### WHAT YOU SHOULD DO
Filter these entries so that only lines with the word "triangle" remain.

### DATASET
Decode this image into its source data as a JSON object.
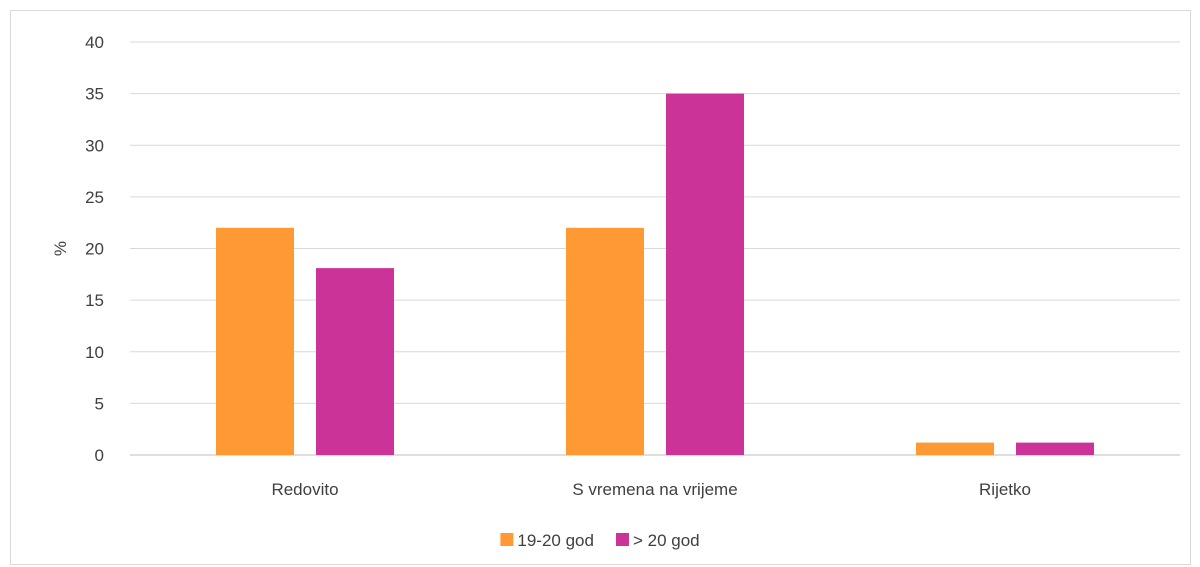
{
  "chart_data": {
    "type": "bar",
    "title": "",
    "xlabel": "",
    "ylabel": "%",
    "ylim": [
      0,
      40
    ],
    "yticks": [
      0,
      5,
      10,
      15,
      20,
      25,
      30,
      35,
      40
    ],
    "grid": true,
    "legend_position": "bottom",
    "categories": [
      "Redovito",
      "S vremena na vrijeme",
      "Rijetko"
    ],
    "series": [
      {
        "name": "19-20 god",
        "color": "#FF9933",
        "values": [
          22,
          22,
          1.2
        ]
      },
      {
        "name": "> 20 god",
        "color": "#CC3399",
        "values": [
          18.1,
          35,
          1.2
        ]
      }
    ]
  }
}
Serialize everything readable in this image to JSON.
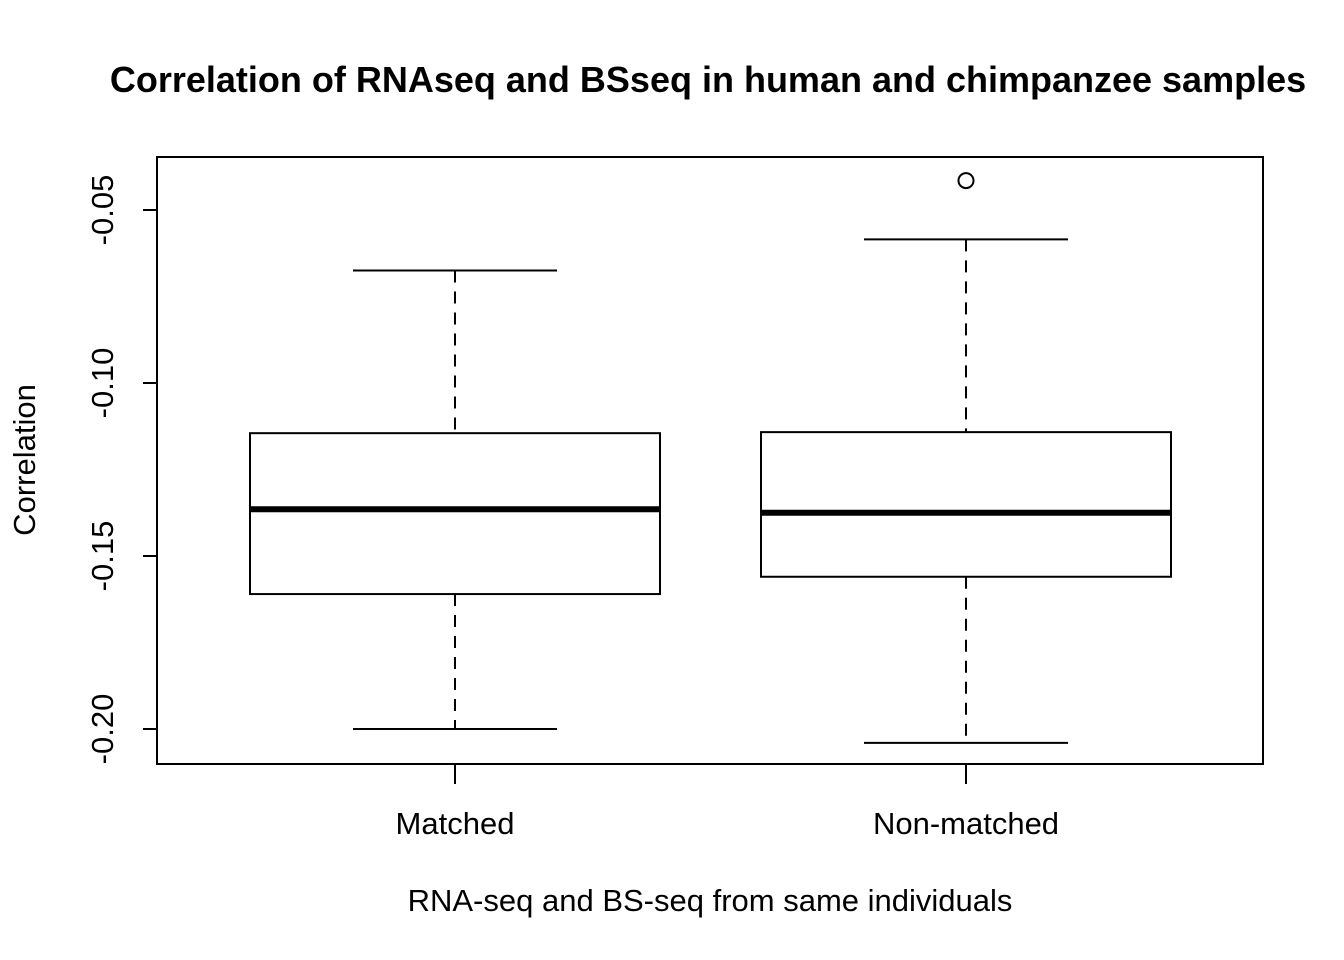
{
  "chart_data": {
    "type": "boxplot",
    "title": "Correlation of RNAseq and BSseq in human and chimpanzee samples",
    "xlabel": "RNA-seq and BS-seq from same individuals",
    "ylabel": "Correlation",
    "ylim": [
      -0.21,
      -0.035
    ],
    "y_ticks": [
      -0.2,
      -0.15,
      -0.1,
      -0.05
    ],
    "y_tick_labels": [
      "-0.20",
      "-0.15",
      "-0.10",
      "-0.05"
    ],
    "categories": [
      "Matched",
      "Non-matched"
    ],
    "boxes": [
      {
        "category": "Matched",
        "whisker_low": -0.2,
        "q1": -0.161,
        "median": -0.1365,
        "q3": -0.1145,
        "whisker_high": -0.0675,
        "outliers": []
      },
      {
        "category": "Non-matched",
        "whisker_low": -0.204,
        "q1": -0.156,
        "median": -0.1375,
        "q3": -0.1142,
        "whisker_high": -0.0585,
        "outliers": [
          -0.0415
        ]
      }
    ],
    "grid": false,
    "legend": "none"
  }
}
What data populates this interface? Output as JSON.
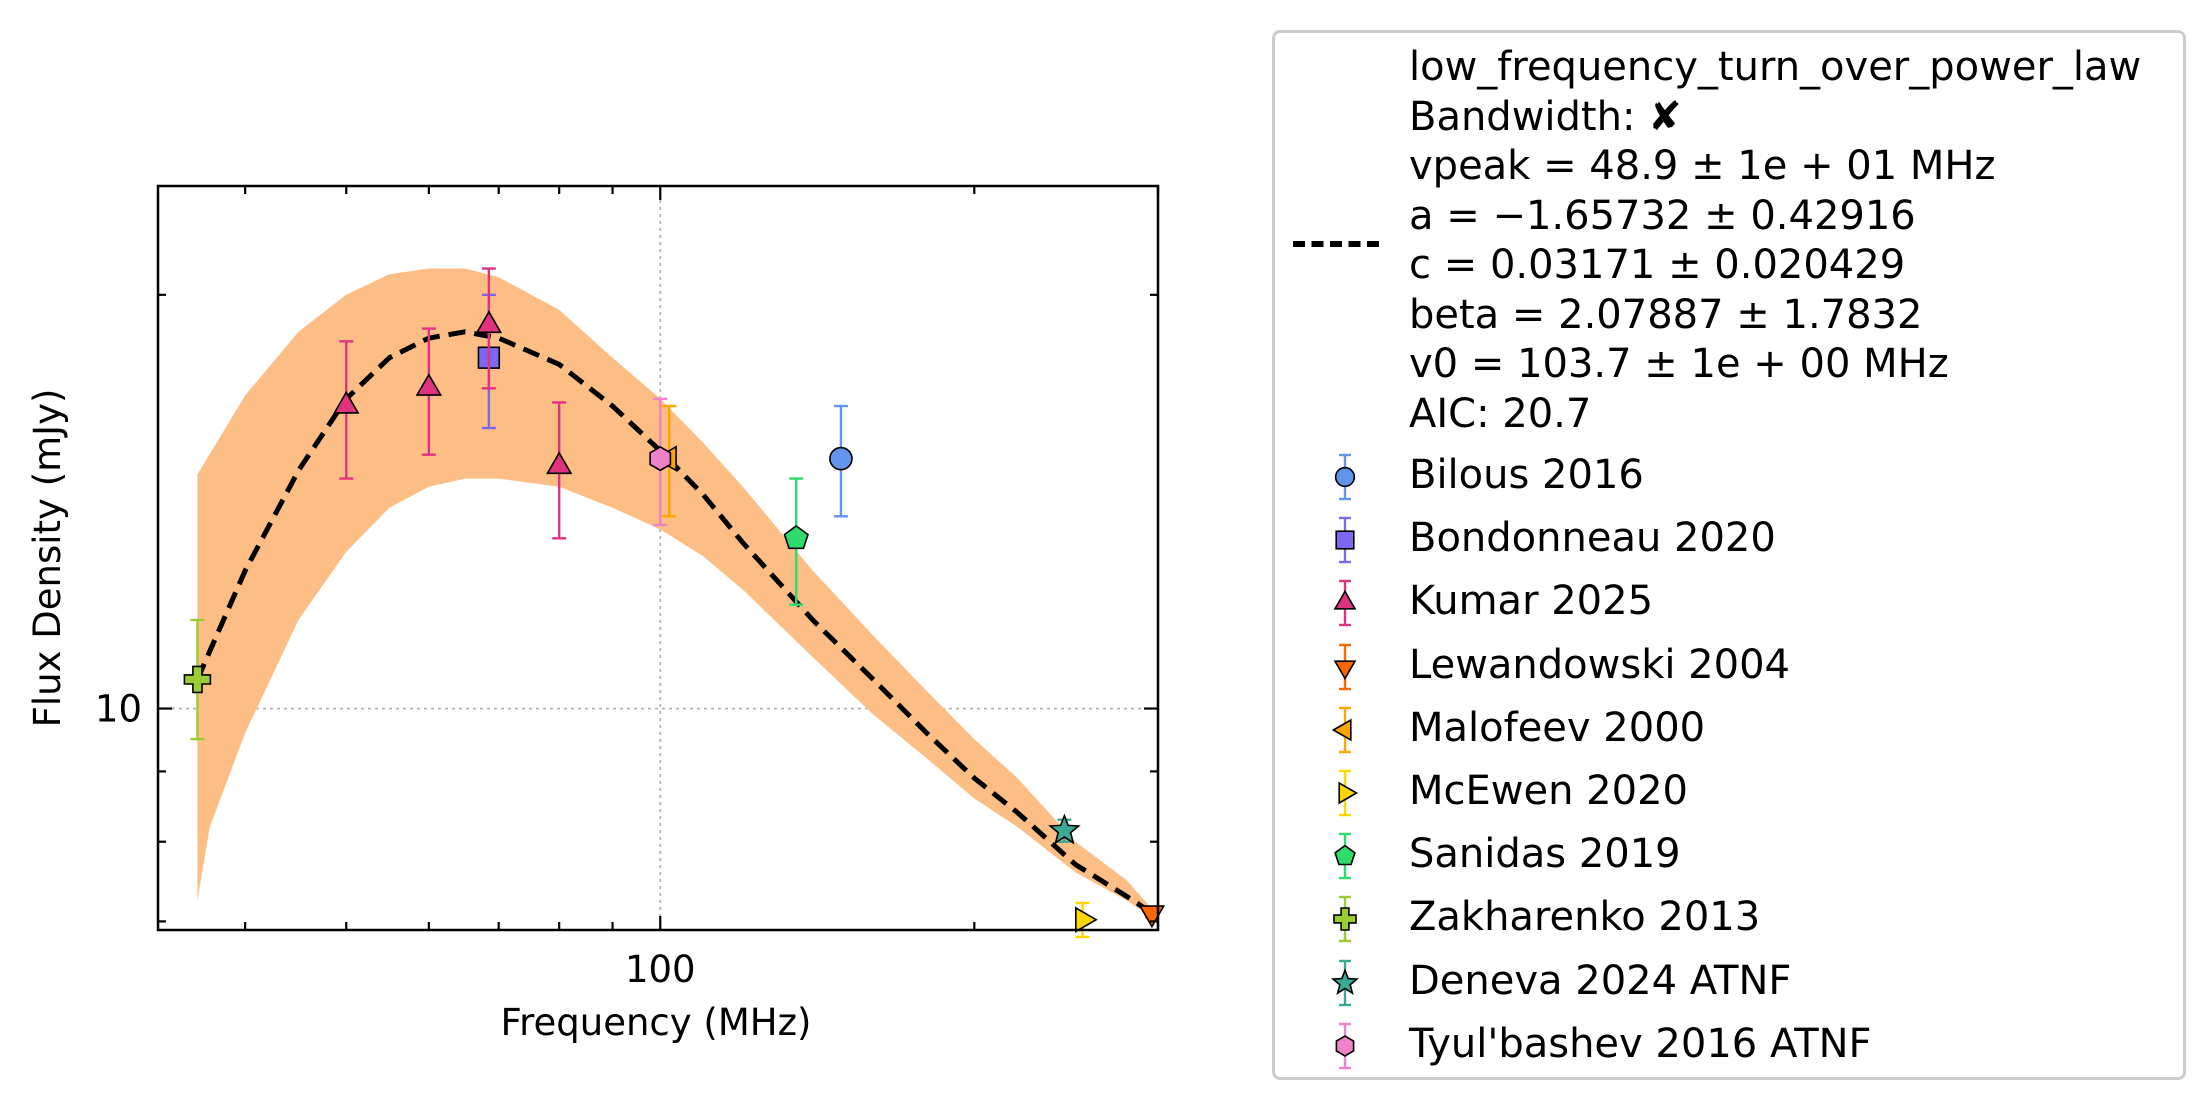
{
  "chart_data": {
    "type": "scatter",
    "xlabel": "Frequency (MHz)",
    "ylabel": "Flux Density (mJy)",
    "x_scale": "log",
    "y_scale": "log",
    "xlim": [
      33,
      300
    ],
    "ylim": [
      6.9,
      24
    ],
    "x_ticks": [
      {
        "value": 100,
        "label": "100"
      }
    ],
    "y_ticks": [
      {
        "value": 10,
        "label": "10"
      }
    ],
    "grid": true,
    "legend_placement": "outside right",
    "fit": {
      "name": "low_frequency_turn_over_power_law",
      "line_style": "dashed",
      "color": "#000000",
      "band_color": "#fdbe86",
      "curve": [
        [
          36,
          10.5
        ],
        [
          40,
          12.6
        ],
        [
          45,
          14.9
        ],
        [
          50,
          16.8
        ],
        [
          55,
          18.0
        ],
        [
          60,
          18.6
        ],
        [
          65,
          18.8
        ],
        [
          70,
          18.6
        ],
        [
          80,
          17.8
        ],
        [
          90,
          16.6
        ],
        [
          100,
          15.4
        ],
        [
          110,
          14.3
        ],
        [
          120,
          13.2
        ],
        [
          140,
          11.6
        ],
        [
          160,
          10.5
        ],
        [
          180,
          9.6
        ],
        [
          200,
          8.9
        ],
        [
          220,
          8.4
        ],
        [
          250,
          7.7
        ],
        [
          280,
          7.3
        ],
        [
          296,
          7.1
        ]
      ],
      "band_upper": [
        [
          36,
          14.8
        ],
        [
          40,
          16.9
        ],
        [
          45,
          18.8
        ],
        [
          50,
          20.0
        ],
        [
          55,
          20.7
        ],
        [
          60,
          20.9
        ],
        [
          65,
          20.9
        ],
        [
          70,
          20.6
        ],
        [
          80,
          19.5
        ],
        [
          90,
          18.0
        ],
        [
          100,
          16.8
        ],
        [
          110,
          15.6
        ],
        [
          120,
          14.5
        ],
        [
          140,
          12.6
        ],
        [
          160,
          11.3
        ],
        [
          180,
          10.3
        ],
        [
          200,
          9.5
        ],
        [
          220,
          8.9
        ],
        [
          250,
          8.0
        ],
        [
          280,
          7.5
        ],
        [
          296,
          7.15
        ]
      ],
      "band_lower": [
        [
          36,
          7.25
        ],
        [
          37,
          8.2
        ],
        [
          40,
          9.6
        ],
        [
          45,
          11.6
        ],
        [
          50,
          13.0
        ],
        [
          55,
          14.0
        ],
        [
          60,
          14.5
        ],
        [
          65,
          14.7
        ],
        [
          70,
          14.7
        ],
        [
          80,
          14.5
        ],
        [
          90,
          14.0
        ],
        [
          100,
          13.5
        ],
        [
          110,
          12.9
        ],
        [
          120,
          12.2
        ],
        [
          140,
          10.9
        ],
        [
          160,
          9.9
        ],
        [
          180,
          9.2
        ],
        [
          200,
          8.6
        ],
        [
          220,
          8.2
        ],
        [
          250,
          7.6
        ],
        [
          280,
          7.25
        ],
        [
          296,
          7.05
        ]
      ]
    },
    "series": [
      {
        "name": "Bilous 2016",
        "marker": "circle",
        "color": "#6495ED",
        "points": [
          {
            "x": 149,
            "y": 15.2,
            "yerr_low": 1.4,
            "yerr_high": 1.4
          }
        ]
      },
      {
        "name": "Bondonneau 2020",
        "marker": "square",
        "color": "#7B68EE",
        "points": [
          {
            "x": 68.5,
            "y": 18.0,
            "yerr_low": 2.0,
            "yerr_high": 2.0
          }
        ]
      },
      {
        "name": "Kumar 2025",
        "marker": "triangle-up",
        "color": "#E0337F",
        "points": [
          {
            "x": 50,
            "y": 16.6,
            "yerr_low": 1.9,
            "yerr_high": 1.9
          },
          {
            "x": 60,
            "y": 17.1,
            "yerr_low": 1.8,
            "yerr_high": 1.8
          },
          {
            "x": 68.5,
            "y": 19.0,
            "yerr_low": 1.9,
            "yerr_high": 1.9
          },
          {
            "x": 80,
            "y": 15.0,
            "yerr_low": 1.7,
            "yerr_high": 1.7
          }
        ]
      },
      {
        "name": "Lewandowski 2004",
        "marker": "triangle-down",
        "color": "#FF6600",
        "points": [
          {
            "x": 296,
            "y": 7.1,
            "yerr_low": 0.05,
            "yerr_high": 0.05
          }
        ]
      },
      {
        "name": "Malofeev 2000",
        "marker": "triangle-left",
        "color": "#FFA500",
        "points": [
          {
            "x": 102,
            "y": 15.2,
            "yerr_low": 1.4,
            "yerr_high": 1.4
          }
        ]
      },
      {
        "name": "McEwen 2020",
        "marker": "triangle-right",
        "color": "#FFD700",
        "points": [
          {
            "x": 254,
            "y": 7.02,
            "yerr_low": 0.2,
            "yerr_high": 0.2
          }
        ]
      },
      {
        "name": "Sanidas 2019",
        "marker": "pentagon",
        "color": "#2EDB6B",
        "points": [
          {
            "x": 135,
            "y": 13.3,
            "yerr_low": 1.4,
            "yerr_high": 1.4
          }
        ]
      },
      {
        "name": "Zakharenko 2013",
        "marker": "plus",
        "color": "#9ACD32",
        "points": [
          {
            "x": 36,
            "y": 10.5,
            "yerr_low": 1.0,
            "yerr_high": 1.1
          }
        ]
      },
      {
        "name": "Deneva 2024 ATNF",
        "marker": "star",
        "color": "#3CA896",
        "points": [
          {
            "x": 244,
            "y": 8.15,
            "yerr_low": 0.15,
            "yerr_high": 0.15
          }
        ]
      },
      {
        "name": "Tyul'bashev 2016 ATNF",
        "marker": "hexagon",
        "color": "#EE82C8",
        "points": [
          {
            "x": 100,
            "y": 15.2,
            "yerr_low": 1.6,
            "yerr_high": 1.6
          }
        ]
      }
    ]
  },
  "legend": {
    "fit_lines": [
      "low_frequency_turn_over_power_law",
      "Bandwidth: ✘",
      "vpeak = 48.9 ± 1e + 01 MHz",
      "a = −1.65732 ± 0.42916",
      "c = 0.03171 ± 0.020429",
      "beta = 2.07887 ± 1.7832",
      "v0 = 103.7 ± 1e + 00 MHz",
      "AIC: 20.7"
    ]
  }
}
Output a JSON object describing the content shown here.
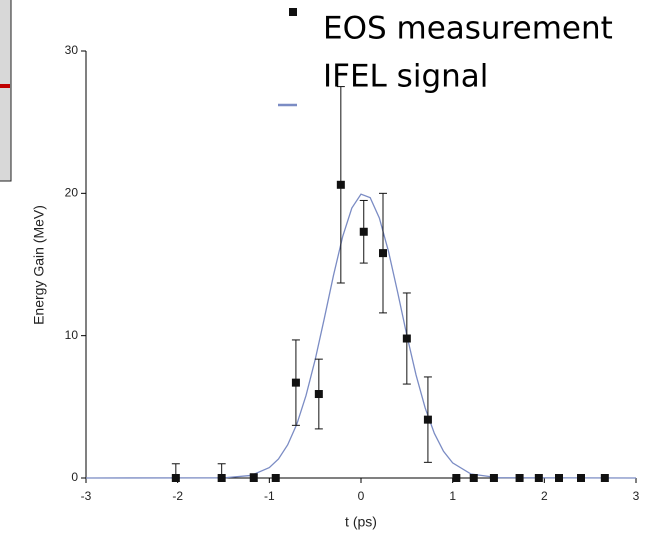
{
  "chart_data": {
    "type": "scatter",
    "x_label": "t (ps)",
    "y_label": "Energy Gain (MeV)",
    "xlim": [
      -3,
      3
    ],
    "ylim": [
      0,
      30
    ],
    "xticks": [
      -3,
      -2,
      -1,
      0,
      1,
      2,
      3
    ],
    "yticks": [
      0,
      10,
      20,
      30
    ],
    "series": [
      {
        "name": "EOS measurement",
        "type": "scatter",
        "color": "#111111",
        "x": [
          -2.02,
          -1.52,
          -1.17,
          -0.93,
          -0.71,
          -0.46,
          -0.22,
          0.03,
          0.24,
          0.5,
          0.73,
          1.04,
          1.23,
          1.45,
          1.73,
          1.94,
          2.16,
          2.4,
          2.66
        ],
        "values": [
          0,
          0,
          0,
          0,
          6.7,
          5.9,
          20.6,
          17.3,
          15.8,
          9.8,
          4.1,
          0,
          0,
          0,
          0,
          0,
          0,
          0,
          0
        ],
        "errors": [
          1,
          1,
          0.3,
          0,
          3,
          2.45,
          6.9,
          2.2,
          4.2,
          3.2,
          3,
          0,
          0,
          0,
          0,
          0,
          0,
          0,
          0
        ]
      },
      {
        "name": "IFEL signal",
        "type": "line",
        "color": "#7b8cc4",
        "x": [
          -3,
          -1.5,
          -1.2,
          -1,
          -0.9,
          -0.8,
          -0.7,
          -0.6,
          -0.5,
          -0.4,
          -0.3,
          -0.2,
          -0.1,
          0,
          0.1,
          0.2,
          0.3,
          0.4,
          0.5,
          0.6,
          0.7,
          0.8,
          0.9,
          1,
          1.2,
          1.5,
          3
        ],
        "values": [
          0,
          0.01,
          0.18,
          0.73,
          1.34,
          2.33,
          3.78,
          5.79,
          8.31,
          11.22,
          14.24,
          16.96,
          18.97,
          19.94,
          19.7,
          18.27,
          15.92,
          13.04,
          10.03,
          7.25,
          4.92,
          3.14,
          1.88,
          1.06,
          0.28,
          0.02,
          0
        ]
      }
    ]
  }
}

### FINAL ANSWER
        "marker": "triangle-up",
        "marker": "triangle-down",
        "marker": "triangle-left",
        "marker": "triangle-right",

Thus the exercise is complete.